» **What you need to do**
Identify all lines in the data containing the string "true". Copy them out.

## Begin Supplied records

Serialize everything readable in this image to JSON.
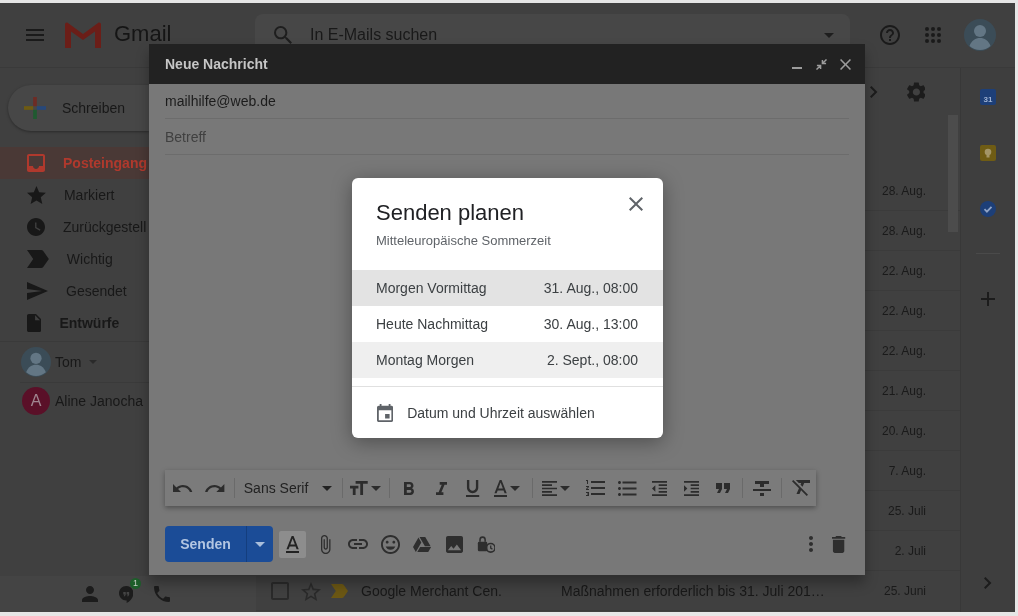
{
  "header": {
    "app_name": "Gmail",
    "search": {
      "placeholder": "In E-Mails suchen"
    }
  },
  "sidebar": {
    "compose_label": "Schreiben",
    "items": [
      {
        "label": "Posteingang",
        "selected": true,
        "has_items": false
      },
      {
        "label": "Markiert",
        "selected": false,
        "has_items": false
      },
      {
        "label": "Zurückgestell",
        "selected": false,
        "has_items": false
      },
      {
        "label": "Wichtig",
        "selected": false,
        "has_items": false
      },
      {
        "label": "Gesendet",
        "selected": false,
        "has_items": false
      },
      {
        "label": "Entwürfe",
        "selected": false,
        "has_items": true
      }
    ],
    "hangouts": {
      "user": "Tom",
      "contacts": [
        {
          "name": "Aline Janocha",
          "initial": "A"
        }
      ],
      "badge": "1"
    }
  },
  "emails": [
    {
      "date": "28. Aug."
    },
    {
      "date": "28. Aug."
    },
    {
      "date": "22. Aug."
    },
    {
      "date": "22. Aug."
    },
    {
      "date": "22. Aug."
    },
    {
      "date": "21. Aug."
    },
    {
      "date": "20. Aug."
    },
    {
      "date": "7. Aug."
    },
    {
      "date": "25. Juli"
    },
    {
      "date": "2. Juli"
    },
    {
      "sender": "Google Merchant Cen.",
      "subject": "Maßnahmen erforderlich bis 31. Juli 201…",
      "date": "25. Juni",
      "checked": false,
      "starred": false,
      "important": true
    }
  ],
  "right_panel": {
    "calendar_day": "31"
  },
  "compose": {
    "title": "Neue Nachricht",
    "to": "mailhilfe@web.de",
    "subject": {
      "placeholder": "Betreff"
    },
    "font": "Sans Serif",
    "send_label": "Senden",
    "formatting_shown": true
  },
  "schedule_dialog": {
    "title": "Senden planen",
    "timezone": "Mitteleuropäische Sommerzeit",
    "options": [
      {
        "label": "Morgen Vormittag",
        "time": "31. Aug., 08:00",
        "selected": true,
        "hovered": false
      },
      {
        "label": "Heute Nachmittag",
        "time": "30. Aug., 13:00",
        "selected": false,
        "hovered": false
      },
      {
        "label": "Montag Morgen",
        "time": "2. Sept., 08:00",
        "selected": false,
        "hovered": true
      }
    ],
    "custom_label": "Datum und Uhrzeit auswählen"
  }
}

## End Supplied records

» **Output of the task**
        "selected": true,
        "has_items": true
      "important": true
    "formatting_shown": true
        "selected": true,
        "hovered": true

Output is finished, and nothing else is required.